Records to use:

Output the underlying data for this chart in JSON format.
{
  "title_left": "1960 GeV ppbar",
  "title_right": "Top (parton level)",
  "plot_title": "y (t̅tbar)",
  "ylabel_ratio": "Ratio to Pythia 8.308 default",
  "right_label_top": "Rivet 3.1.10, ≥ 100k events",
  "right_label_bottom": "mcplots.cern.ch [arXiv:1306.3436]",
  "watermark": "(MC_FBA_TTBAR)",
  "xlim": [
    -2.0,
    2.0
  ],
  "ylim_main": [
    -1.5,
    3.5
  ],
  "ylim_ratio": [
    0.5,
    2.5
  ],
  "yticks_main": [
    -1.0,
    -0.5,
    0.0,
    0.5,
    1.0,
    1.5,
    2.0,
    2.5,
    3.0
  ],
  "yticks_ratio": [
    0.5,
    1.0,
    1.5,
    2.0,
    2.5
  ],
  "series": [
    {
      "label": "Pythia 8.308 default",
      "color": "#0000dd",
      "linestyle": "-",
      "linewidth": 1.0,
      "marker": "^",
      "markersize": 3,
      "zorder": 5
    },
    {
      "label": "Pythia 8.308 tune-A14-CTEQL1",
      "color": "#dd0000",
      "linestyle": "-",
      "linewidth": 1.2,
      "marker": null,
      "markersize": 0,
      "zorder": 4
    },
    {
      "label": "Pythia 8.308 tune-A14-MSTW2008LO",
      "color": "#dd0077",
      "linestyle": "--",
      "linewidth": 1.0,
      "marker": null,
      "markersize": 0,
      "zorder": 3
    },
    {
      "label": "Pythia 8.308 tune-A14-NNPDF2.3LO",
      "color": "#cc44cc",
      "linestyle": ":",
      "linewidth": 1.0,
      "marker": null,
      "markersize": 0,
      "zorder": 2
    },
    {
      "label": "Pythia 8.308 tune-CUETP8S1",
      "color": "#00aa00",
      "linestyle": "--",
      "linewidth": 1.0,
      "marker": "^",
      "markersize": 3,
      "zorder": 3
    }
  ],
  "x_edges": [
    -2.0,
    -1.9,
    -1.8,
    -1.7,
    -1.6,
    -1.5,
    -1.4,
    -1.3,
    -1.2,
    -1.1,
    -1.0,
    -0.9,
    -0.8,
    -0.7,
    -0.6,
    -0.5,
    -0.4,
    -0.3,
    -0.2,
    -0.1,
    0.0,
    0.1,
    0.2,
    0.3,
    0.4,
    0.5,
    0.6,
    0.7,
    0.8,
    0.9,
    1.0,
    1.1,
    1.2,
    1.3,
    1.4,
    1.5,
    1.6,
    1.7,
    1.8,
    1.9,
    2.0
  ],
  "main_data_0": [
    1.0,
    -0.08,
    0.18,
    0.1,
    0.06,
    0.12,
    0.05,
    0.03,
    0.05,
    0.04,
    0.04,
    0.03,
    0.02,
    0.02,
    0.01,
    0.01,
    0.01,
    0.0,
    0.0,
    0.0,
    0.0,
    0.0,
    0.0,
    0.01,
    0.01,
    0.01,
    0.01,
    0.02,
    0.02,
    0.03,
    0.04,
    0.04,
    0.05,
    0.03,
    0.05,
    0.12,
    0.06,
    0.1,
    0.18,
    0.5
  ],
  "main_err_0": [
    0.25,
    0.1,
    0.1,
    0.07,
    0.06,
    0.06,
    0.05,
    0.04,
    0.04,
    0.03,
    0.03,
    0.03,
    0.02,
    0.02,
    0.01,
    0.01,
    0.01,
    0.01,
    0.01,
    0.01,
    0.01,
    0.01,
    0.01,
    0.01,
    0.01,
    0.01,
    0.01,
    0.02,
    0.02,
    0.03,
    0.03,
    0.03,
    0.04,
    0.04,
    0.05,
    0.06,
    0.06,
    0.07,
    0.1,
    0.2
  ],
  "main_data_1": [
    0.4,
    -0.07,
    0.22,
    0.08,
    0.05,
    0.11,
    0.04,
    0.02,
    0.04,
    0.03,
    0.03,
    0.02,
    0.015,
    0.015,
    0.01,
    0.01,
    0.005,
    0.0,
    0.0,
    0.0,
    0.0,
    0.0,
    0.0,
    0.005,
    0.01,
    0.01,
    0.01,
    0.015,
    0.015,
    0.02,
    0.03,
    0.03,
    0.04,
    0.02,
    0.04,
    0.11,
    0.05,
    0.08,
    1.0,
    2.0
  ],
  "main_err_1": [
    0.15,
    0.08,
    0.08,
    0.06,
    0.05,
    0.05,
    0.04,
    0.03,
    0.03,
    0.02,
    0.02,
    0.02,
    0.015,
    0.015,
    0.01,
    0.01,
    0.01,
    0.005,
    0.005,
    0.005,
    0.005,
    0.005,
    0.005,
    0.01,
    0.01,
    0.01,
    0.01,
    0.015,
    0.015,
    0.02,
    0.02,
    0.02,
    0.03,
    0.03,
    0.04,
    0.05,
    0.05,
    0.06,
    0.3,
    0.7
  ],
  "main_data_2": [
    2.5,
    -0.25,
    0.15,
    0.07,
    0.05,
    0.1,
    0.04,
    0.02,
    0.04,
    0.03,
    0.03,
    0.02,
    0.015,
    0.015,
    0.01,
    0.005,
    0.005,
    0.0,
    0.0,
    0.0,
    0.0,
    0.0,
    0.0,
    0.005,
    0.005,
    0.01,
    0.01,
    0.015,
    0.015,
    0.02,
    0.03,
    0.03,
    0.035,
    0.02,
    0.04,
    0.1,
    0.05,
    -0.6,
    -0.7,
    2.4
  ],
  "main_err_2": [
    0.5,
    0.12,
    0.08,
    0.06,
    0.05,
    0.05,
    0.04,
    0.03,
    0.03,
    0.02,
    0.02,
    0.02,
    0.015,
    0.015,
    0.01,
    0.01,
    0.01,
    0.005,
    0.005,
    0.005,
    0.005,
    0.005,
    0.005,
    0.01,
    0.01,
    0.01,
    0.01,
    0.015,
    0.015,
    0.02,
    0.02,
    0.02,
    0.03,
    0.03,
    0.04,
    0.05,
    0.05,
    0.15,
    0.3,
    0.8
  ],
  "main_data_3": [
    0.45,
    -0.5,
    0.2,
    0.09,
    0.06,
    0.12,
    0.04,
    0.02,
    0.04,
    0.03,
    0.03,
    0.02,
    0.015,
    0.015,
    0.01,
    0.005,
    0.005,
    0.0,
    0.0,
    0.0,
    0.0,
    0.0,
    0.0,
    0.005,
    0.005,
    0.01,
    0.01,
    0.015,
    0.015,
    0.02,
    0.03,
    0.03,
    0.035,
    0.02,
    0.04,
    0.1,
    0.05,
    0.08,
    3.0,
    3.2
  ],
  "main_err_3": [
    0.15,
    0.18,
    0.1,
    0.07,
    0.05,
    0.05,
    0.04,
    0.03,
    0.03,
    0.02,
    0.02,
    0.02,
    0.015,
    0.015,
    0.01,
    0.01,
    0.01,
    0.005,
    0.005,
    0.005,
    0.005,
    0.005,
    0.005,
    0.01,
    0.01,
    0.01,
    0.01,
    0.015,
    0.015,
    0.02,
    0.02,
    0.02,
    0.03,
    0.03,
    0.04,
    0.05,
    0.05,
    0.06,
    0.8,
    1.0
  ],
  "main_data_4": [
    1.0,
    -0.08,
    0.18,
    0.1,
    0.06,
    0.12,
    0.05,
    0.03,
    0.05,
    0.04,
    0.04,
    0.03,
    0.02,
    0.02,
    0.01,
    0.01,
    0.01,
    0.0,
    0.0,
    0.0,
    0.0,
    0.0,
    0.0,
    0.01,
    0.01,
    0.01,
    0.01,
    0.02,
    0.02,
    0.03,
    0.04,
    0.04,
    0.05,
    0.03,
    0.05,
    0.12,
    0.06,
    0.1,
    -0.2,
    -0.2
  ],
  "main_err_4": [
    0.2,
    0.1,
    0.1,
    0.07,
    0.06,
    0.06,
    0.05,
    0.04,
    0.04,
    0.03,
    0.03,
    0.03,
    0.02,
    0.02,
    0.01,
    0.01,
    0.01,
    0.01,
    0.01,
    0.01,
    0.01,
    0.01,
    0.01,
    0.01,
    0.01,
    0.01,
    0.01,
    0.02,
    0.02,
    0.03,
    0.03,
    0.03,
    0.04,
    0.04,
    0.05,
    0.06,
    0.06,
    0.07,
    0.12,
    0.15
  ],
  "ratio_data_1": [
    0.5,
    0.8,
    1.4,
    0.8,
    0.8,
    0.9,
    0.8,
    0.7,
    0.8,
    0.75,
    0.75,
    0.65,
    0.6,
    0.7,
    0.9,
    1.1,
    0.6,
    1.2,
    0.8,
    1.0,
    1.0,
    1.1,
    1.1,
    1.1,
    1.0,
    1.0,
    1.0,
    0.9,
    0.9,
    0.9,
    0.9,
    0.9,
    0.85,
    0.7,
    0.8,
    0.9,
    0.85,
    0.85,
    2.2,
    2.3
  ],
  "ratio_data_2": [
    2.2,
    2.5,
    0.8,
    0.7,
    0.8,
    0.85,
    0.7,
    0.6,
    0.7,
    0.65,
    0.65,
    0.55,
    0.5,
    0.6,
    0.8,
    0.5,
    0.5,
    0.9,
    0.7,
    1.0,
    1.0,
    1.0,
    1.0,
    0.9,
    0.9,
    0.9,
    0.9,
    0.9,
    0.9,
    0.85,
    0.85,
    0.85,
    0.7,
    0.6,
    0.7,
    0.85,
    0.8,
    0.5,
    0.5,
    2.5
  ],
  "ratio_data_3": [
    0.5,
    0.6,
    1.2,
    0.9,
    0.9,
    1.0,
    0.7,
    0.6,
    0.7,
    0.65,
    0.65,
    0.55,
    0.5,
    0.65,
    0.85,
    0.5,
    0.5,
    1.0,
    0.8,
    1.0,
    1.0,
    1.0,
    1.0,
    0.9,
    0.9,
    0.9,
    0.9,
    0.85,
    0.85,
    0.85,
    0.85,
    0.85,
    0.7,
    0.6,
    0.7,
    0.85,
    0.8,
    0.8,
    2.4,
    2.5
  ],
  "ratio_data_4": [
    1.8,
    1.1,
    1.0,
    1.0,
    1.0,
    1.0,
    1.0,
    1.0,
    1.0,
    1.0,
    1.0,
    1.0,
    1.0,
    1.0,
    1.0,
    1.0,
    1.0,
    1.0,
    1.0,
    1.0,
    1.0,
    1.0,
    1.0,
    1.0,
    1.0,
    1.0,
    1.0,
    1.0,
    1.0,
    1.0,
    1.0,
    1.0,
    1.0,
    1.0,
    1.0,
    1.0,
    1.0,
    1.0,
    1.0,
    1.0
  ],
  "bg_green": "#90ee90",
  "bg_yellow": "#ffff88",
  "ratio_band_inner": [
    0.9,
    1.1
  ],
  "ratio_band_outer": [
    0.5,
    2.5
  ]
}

Task objective: Select all lines in the listing above where the word "tune" appears, and show them.

Correct response:
      "label": "Pythia 8.308 tune-A14-CTEQL1",
      "label": "Pythia 8.308 tune-A14-MSTW2008LO",
      "label": "Pythia 8.308 tune-A14-NNPDF2.3LO",
      "label": "Pythia 8.308 tune-CUETP8S1",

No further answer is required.